WHAT YOU SHOULD DO: State how many lines in the listing below contain the string "time". Give only the number.

RECORDS SUPPLIED:
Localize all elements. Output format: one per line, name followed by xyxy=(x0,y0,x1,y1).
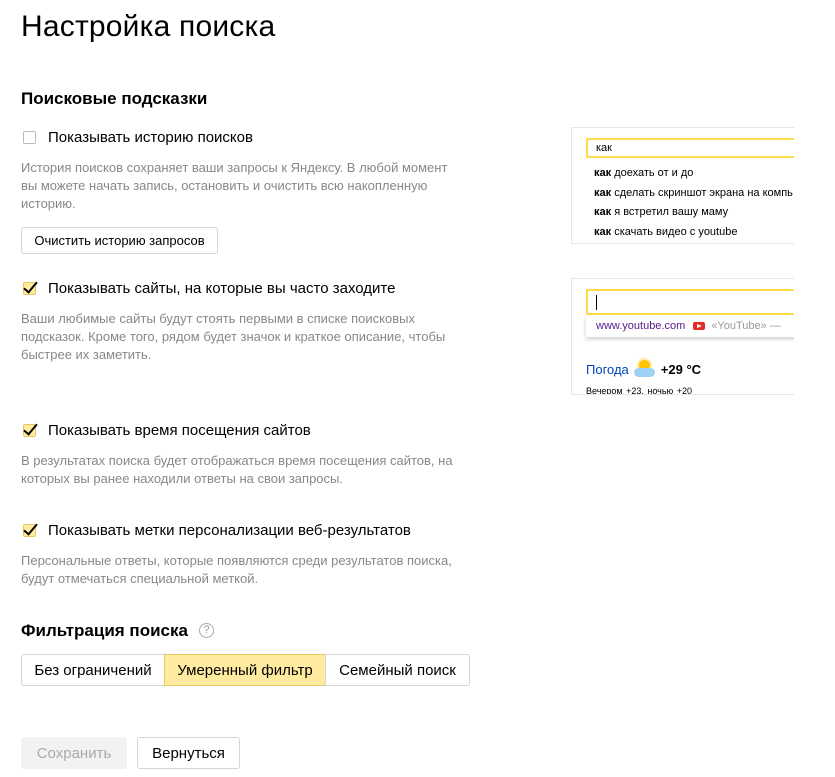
weather-forecast: Вечером +23, ночью +20 xyxy=(586,386,693,395)
history-label: Показывать историю поисков xyxy=(48,129,253,146)
personal-marks-description: Персональные ответы, которые появляются … xyxy=(21,552,461,588)
back-button[interactable]: Вернуться xyxy=(137,737,240,769)
filter-option-family[interactable]: Семейный поиск xyxy=(325,654,470,686)
clear-history-button[interactable]: Очистить историю запросов xyxy=(21,227,218,254)
checkmark-icon xyxy=(23,278,38,294)
weather-link: Погода xyxy=(586,361,629,377)
suggest-preview-image: как как доехать от и до как сделать скри… xyxy=(571,127,794,244)
text-caret xyxy=(596,295,597,310)
desc-line: В результатах поиска будет отображаться … xyxy=(21,453,453,468)
preview-site-suggest: www.youtube.com «YouTube» — xyxy=(586,315,794,337)
desc-line: будут отмечаться специальной меткой. xyxy=(21,571,259,586)
site-title: «YouTube» — xyxy=(711,320,781,332)
desc-line: Персональные ответы, которые появляются … xyxy=(21,553,452,568)
filter-option-moderate[interactable]: Умеренный фильтр xyxy=(164,654,326,686)
frequent-sites-description: Ваши любимые сайты будут стоять первыми … xyxy=(21,310,461,364)
visit-time-checkbox[interactable] xyxy=(23,420,38,437)
history-checkbox[interactable] xyxy=(23,131,36,144)
checkmark-icon xyxy=(23,420,38,436)
sites-preview-image: www.youtube.com «YouTube» — Погода +29 °… xyxy=(571,278,794,395)
personal-marks-label: Показывать метки персонализации веб-резу… xyxy=(48,522,411,539)
frequent-sites-option[interactable]: Показывать сайты, на которые вы часто за… xyxy=(23,278,396,297)
frequent-sites-label: Показывать сайты, на которые вы часто за… xyxy=(48,280,396,297)
desc-line: История поисков сохраняет ваши запросы к… xyxy=(21,160,448,175)
suggest-item: как я встретил вашу маму xyxy=(594,206,729,219)
help-icon[interactable]: ? xyxy=(199,623,214,638)
preview-search-input: как xyxy=(586,138,794,158)
weather-widget: Погода +29 °C xyxy=(586,359,701,379)
youtube-icon xyxy=(693,322,706,330)
checkmark-icon xyxy=(23,520,38,536)
frequent-sites-checkbox[interactable] xyxy=(23,278,38,295)
save-button[interactable]: Сохранить xyxy=(21,737,127,769)
section-title-suggest: Поисковые подсказки xyxy=(21,89,208,108)
visit-time-option[interactable]: Показывать время посещения сайтов xyxy=(23,420,311,439)
history-option[interactable]: Показывать историю поисков xyxy=(23,129,253,146)
desc-line: которых вы ранее находили ответы на свои… xyxy=(21,471,343,486)
suggest-item: как скачать видео с youtube xyxy=(594,225,738,238)
desc-line: быстрее их заметить. xyxy=(21,347,152,362)
suggest-item: как доехать от и до xyxy=(594,167,694,179)
site-url: www.youtube.com xyxy=(596,320,686,332)
section-title-filter: Фильтрация поиска xyxy=(21,621,188,640)
desc-line: вы можете начать запись, остановить и оч… xyxy=(21,178,428,193)
suggest-item: как сделать скриншот экрана на компь xyxy=(594,186,793,199)
desc-line: историю. xyxy=(21,196,76,211)
preview-search-input xyxy=(586,289,794,315)
personal-marks-checkbox[interactable] xyxy=(23,520,38,537)
filter-option-none[interactable]: Без ограничений xyxy=(21,654,165,686)
weather-temp: +29 °C xyxy=(660,361,702,377)
visit-time-description: В результатах поиска будет отображаться … xyxy=(21,452,461,488)
preview-suggest-list: как доехать от и до как сделать скриншот… xyxy=(594,164,793,242)
page-title: Настройка поиска xyxy=(21,10,276,43)
visit-time-label: Показывать время посещения сайтов xyxy=(48,422,311,439)
personal-marks-option[interactable]: Показывать метки персонализации веб-резу… xyxy=(23,520,411,539)
history-description: История поисков сохраняет ваши запросы к… xyxy=(21,159,461,213)
desc-line: Ваши любимые сайты будут стоять первыми … xyxy=(21,311,415,326)
sun-cloud-icon xyxy=(633,359,657,379)
desc-line: подсказок. Кроме того, рядом будет значо… xyxy=(21,329,446,344)
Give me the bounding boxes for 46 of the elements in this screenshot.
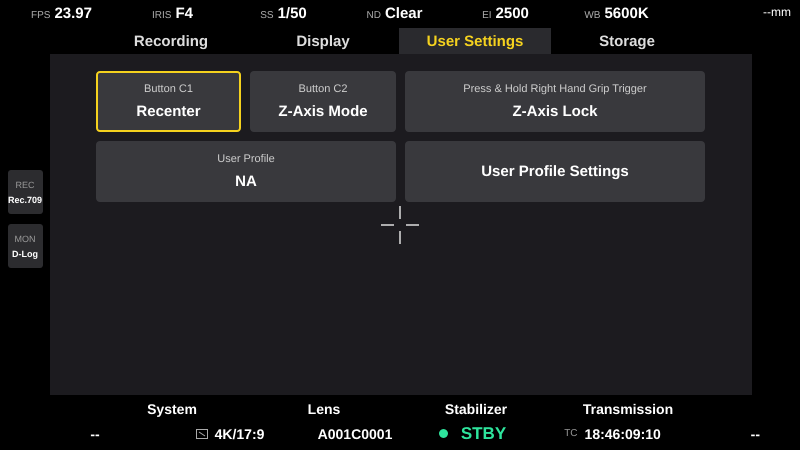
tab[interactable]: User Settings (399, 28, 551, 54)
card-value: Z-Axis Mode (278, 103, 368, 120)
stat-value: 23.97 (54, 5, 92, 22)
crosshair-icon (381, 206, 419, 244)
status-value: -- (90, 426, 100, 442)
card-title: Button C2 (298, 83, 348, 95)
stat-value: 5600K (604, 5, 649, 22)
frame-icon (196, 428, 208, 438)
stat-value: --mm (763, 5, 791, 19)
status-value: 4K/17:9 (214, 426, 264, 442)
stat-label: SS (260, 10, 274, 21)
tab[interactable]: Display (247, 28, 399, 54)
status-value: 18:46:09:10 (584, 426, 661, 442)
section-label[interactable]: Transmission (552, 401, 704, 421)
setting-card[interactable]: User Profile Settings (405, 141, 705, 202)
stat-label: EI (482, 10, 492, 21)
stat-label: IRIS (152, 10, 172, 21)
stat-label: WB (584, 10, 600, 21)
stat-value: Clear (384, 5, 422, 22)
status-value: STBY (460, 424, 506, 444)
stat-label: FPS (31, 10, 50, 21)
setting-card[interactable]: Press & Hold Right Hand Grip Trigger Z-Axis Lock (405, 71, 705, 132)
section-label[interactable]: Stabilizer (400, 401, 552, 421)
tab[interactable]: Recording (95, 28, 247, 54)
card-value: Z-Axis Lock (512, 103, 598, 120)
value-prefix: TC (564, 428, 578, 439)
stat-value: 2500 (496, 5, 529, 22)
section-label[interactable]: System (96, 401, 248, 421)
stat-value: 1/50 (278, 5, 307, 22)
card-title: User Profile (217, 153, 275, 165)
card-value: Recenter (136, 103, 201, 120)
tab[interactable]: Storage (551, 28, 703, 54)
card-value: User Profile Settings (481, 163, 629, 180)
setting-card[interactable]: Button C2 Z-Axis Mode (250, 71, 396, 132)
status-value: -- (750, 426, 760, 442)
setting-card[interactable]: User Profile NA (96, 141, 396, 202)
side-button[interactable]: MON D-Log (8, 224, 42, 268)
section-label[interactable]: Lens (248, 401, 400, 421)
card-title: Press & Hold Right Hand Grip Trigger (463, 83, 647, 95)
stat-value: F4 (175, 5, 193, 22)
card-title: Button C1 (144, 83, 193, 95)
card-value: NA (235, 173, 257, 190)
side-button[interactable]: REC Rec.709 (8, 170, 42, 214)
status-value: A001C0001 (318, 426, 392, 442)
setting-card[interactable]: Button C1 Recenter (96, 71, 241, 132)
stat-label: ND (366, 10, 381, 21)
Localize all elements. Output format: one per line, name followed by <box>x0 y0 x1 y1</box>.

SOLUTION TO THIS TASK: 4